#### The task
Update the entries from the start through the line containing "59, 168, 146]" by changing every "data-point" to "data-marker", and reproduce those lines with nothing else altered.

- - -

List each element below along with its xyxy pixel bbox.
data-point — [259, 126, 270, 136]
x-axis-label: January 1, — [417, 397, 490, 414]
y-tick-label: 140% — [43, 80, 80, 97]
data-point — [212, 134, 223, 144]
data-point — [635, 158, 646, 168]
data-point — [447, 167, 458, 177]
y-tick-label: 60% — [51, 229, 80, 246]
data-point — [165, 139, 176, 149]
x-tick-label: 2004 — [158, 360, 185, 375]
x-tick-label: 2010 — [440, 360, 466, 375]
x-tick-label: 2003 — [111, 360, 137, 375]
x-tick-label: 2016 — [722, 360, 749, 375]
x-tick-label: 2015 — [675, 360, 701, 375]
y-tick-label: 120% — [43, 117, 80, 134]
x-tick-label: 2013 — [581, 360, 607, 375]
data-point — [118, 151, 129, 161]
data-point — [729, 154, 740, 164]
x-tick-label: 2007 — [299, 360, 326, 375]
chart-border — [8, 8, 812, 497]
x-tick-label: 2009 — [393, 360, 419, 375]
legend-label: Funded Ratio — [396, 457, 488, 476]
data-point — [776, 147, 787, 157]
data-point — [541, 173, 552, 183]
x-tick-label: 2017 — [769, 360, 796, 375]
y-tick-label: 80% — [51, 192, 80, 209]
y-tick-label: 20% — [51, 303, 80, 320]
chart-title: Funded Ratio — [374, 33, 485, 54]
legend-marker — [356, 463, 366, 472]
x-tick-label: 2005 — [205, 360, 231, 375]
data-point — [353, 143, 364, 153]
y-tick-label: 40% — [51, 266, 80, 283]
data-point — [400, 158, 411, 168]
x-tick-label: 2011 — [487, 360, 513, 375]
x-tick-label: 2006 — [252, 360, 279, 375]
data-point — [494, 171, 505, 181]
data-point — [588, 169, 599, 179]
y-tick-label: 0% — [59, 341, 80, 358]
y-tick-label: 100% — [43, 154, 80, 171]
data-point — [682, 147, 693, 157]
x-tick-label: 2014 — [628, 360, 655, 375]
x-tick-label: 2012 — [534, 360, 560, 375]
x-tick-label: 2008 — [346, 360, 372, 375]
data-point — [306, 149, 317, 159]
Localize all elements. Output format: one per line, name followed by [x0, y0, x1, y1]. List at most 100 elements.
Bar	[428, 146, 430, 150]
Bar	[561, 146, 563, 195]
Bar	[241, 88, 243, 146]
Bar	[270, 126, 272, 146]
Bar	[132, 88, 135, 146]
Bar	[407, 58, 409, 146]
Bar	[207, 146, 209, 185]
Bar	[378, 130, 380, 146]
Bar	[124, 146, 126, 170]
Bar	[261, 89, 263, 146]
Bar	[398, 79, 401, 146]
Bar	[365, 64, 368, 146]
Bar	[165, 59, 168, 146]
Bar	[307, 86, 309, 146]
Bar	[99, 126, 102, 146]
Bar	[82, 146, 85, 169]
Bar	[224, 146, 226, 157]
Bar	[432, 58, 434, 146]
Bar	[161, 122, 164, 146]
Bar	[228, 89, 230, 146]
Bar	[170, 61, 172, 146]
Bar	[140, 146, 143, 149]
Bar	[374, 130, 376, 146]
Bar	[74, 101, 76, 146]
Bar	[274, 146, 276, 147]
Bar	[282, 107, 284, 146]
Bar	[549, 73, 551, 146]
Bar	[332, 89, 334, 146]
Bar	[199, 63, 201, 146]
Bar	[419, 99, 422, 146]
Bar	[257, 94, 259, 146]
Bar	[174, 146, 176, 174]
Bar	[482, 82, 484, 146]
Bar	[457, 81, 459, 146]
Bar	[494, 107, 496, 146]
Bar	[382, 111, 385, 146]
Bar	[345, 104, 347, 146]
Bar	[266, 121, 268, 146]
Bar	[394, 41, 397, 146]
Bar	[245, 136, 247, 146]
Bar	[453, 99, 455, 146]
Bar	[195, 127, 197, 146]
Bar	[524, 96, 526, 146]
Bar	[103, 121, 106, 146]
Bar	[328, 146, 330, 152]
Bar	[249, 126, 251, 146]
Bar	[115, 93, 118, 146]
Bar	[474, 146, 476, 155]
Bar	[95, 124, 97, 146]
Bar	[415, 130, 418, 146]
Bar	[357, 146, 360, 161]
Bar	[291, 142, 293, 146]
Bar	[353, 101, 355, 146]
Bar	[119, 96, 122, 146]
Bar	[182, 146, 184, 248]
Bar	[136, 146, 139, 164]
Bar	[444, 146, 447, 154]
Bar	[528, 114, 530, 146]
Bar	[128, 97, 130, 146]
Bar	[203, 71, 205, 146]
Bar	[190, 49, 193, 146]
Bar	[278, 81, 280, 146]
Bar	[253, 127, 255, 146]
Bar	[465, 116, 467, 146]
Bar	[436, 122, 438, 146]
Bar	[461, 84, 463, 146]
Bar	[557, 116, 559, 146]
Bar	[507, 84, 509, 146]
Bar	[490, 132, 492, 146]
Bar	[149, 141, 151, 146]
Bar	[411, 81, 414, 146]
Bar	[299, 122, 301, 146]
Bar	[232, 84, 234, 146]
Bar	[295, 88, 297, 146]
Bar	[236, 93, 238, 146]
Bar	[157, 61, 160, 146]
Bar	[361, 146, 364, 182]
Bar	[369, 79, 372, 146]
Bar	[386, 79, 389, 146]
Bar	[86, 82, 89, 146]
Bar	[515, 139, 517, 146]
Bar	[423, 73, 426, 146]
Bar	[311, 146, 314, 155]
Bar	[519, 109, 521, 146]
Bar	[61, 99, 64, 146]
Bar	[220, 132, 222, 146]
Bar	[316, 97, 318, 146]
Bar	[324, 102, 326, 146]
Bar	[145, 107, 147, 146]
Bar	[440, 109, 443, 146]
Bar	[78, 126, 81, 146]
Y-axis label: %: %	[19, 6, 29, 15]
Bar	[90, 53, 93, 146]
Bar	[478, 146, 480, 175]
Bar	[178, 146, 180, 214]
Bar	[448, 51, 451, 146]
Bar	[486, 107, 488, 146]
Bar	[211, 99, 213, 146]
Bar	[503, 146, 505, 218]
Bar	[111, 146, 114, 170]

- - -

#### The solution
List each element below along with its xyxy pixel bbox.
data-marker — [259, 126, 270, 136]
x-axis-label: January 1, — [417, 397, 490, 414]
y-tick-label: 140% — [43, 80, 80, 97]
data-marker — [212, 134, 223, 144]
data-marker — [635, 158, 646, 168]
data-marker — [447, 167, 458, 177]
y-tick-label: 60% — [51, 229, 80, 246]
data-marker — [165, 139, 176, 149]
x-tick-label: 2004 — [158, 360, 185, 375]
x-tick-label: 2010 — [440, 360, 466, 375]
x-tick-label: 2003 — [111, 360, 137, 375]
x-tick-label: 2016 — [722, 360, 749, 375]
x-tick-label: 2015 — [675, 360, 701, 375]
y-tick-label: 120% — [43, 117, 80, 134]
x-tick-label: 2013 — [581, 360, 607, 375]
data-marker — [118, 151, 129, 161]
data-marker — [729, 154, 740, 164]
x-tick-label: 2007 — [299, 360, 326, 375]
chart-border — [8, 8, 812, 497]
x-tick-label: 2009 — [393, 360, 419, 375]
legend-label: Funded Ratio — [396, 457, 488, 476]
data-marker — [776, 147, 787, 157]
data-marker — [541, 173, 552, 183]
x-tick-label: 2017 — [769, 360, 796, 375]
y-tick-label: 80% — [51, 192, 80, 209]
y-tick-label: 20% — [51, 303, 80, 320]
chart-title: Funded Ratio — [374, 33, 485, 54]
legend-marker — [356, 463, 366, 472]
x-tick-label: 2005 — [205, 360, 231, 375]
data-marker — [353, 143, 364, 153]
y-tick-label: 40% — [51, 266, 80, 283]
data-marker — [400, 158, 411, 168]
x-tick-label: 2011 — [487, 360, 513, 375]
x-tick-label: 2006 — [252, 360, 279, 375]
data-marker — [494, 171, 505, 181]
data-marker — [588, 169, 599, 179]
y-tick-label: 0% — [59, 341, 80, 358]
y-tick-label: 100% — [43, 154, 80, 171]
data-marker — [682, 147, 693, 157]
x-tick-label: 2014 — [628, 360, 655, 375]
x-tick-label: 2012 — [534, 360, 560, 375]
x-tick-label: 2008 — [346, 360, 372, 375]
data-marker — [306, 149, 317, 159]
Localize all elements. Output format: one per line, name followed by [x0, y0, x1, y1]. List at most 100 elements.
Bar	[428, 146, 430, 150]
Bar	[561, 146, 563, 195]
Bar	[241, 88, 243, 146]
Bar	[270, 126, 272, 146]
Bar	[132, 88, 135, 146]
Bar	[407, 58, 409, 146]
Bar	[207, 146, 209, 185]
Bar	[378, 130, 380, 146]
Bar	[124, 146, 126, 170]
Bar	[261, 89, 263, 146]
Bar	[398, 79, 401, 146]
Bar	[365, 64, 368, 146]
Bar	[165, 59, 168, 146]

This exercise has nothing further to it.